═════ Data shown ═════

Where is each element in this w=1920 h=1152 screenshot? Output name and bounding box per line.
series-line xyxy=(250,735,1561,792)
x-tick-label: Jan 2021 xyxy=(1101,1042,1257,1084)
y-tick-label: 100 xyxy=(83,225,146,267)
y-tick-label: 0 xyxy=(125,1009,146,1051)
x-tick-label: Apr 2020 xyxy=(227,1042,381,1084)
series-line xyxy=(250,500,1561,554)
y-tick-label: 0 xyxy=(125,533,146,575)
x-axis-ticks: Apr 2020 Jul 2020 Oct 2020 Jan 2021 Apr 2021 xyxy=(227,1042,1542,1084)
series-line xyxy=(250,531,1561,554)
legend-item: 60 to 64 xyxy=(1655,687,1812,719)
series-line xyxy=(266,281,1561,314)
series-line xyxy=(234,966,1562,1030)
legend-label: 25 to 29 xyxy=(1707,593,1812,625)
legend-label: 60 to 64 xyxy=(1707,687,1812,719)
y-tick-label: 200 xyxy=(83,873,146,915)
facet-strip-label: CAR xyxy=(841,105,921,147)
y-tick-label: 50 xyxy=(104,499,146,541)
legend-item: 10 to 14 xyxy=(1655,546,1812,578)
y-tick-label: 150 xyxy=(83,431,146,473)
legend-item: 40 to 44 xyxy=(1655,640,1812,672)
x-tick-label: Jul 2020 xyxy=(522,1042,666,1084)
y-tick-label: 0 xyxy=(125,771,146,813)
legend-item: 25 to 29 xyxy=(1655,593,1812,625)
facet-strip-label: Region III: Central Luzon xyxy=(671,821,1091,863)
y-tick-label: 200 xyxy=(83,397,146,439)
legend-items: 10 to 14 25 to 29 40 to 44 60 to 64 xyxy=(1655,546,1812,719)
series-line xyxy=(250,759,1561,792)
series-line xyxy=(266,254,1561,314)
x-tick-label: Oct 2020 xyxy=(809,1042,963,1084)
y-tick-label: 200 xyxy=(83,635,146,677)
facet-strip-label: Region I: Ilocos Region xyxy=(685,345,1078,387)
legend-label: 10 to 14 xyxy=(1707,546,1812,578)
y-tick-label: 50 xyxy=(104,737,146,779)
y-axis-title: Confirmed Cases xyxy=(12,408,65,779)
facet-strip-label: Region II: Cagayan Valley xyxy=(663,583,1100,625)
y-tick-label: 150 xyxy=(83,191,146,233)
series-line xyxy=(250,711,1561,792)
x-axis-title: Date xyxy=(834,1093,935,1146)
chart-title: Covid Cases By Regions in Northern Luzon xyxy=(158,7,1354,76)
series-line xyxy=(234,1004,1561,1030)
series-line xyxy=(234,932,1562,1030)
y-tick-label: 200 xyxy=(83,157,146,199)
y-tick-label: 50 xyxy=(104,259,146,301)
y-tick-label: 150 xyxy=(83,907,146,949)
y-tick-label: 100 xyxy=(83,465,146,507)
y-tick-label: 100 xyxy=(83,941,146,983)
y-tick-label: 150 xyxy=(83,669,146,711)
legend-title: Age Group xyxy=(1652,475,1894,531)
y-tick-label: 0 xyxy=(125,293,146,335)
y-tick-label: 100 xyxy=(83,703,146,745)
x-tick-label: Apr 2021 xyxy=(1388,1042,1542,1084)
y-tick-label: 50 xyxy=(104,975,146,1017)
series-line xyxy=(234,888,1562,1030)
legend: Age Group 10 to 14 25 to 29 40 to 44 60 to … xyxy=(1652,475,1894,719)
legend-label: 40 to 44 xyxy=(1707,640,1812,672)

═════

Work required - Can you render every line of the records above as a JSON list of strings, one string per line, with blank lines left out?

Task response -
[
  "Where is each element in this w=1920 h=1152 screenshot? Output name and bounding box per line.",
  "series-line xyxy=(250,735,1561,792)",
  "x-tick-label: Jan 2021 xyxy=(1101,1042,1257,1084)",
  "y-tick-label: 100 xyxy=(83,225,146,267)",
  "y-tick-label: 0 xyxy=(125,1009,146,1051)",
  "x-tick-label: Apr 2020 xyxy=(227,1042,381,1084)",
  "series-line xyxy=(250,500,1561,554)",
  "y-tick-label: 0 xyxy=(125,533,146,575)",
  "x-axis-ticks: Apr 2020 Jul 2020 Oct 2020 Jan 2021 Apr 2021 xyxy=(227,1042,1542,1084)",
  "series-line xyxy=(250,531,1561,554)",
  "legend-item: 60 to 64 xyxy=(1655,687,1812,719)",
  "series-line xyxy=(266,281,1561,314)",
  "series-line xyxy=(234,966,1562,1030)",
  "legend-label: 25 to 29 xyxy=(1707,593,1812,625)",
  "legend-label: 60 to 64 xyxy=(1707,687,1812,719)",
  "y-tick-label: 200 xyxy=(83,873,146,915)",
  "facet-strip-label: CAR xyxy=(841,105,921,147)",
  "y-tick-label: 50 xyxy=(104,499,146,541)",
  "legend-item: 10 to 14 xyxy=(1655,546,1812,578)",
  "y-tick-label: 150 xyxy=(83,431,146,473)",
  "legend-item: 40 to 44 xyxy=(1655,640,1812,672)",
  "x-tick-label: Jul 2020 xyxy=(522,1042,666,1084)",
  "y-tick-label: 0 xyxy=(125,771,146,813)",
  "legend-item: 25 to 29 xyxy=(1655,593,1812,625)",
  "facet-strip-label: Region III: Central Luzon xyxy=(671,821,1091,863)",
  "y-tick-label: 200 xyxy=(83,397,146,439)",
  "legend-items: 10 to 14 25 to 29 40 to 44 60 to 64 xyxy=(1655,546,1812,719)",
  "series-line xyxy=(250,759,1561,792)",
  "series-line xyxy=(266,254,1561,314)",
  "x-tick-label: Oct 2020 xyxy=(809,1042,963,1084)",
  "y-tick-label: 200 xyxy=(83,635,146,677)",
  "facet-strip-label: Region I: Ilocos Region xyxy=(685,345,1078,387)",
  "legend-label: 10 to 14 xyxy=(1707,546,1812,578)",
  "y-tick-label: 50 xyxy=(104,737,146,779)",
  "y-axis-title: Confirmed Cases xyxy=(12,408,65,779)",
  "facet-strip-label: Region II: Cagayan Valley xyxy=(663,583,1100,625)",
  "y-tick-label: 150 xyxy=(83,191,146,233)",
  "series-line xyxy=(250,711,1561,792)",
  "x-axis-title: Date xyxy=(834,1093,935,1146)",
  "chart-title: Covid Cases By Regions in Northern Luzon xyxy=(158,7,1354,76)",
  "series-line xyxy=(234,1004,1561,1030)",
  "series-line xyxy=(234,932,1562,1030)",
  "y-tick-label: 200 xyxy=(83,157,146,199)",
  "y-tick-label: 50 xyxy=(104,259,146,301)",
  "y-tick-label: 150 xyxy=(83,907,146,949)",
  "y-tick-label: 100 xyxy=(83,465,146,507)",
  "y-tick-label: 100 xyxy=(83,941,146,983)",
  "y-tick-label: 150 xyxy=(83,669,146,711)",
  "legend-title: Age Group xyxy=(1652,475,1894,531)",
  "y-tick-label: 0 xyxy=(125,293,146,335)",
  "y-tick-label: 100 xyxy=(83,703,146,745)",
  "x-tick-label: Apr 2021 xyxy=(1388,1042,1542,1084)",
  "y-tick-label: 50 xyxy=(104,975,146,1017)",
  "series-line xyxy=(234,888,1562,1030)",
  "legend: Age Group 10 to 14 25 to 29 40 to 44 60 to … xyxy=(1652,475,1894,719)",
  "legend-label: 40 to 44 xyxy=(1707,640,1812,672)"
]